[Stored items from a collection]
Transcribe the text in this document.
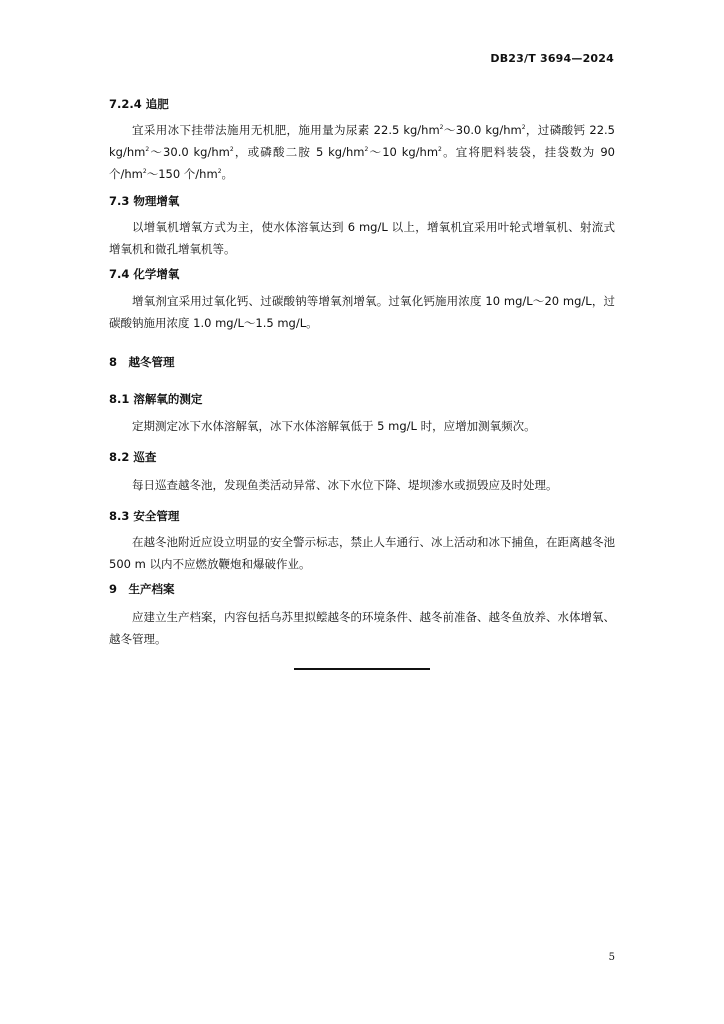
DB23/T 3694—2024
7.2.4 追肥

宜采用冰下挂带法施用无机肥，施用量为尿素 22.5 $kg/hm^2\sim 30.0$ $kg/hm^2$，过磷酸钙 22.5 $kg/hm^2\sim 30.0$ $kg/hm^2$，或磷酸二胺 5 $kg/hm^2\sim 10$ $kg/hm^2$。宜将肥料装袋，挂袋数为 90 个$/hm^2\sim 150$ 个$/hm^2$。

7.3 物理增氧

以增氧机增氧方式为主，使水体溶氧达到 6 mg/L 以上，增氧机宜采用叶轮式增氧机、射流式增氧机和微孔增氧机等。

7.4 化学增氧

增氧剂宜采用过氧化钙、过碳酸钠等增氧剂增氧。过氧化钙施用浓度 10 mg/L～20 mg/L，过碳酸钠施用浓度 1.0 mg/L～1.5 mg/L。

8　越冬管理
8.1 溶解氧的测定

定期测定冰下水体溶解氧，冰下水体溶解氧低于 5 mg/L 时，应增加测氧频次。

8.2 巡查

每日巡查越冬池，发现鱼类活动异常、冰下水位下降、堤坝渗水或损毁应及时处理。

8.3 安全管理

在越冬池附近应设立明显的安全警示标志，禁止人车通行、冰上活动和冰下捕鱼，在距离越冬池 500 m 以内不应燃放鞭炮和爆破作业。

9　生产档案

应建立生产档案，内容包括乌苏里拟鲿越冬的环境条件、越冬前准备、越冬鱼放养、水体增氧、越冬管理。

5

# [PROMPT]
Reproduce every line from the entries that holds the word "越冬管理".

# [SOLUTION TO THE EXERCISE]
8　越冬管理
应建立生产档案，内容包括乌苏里拟鲿越冬的环境条件、越冬前准备、越冬鱼放养、水体增氧、越冬管理。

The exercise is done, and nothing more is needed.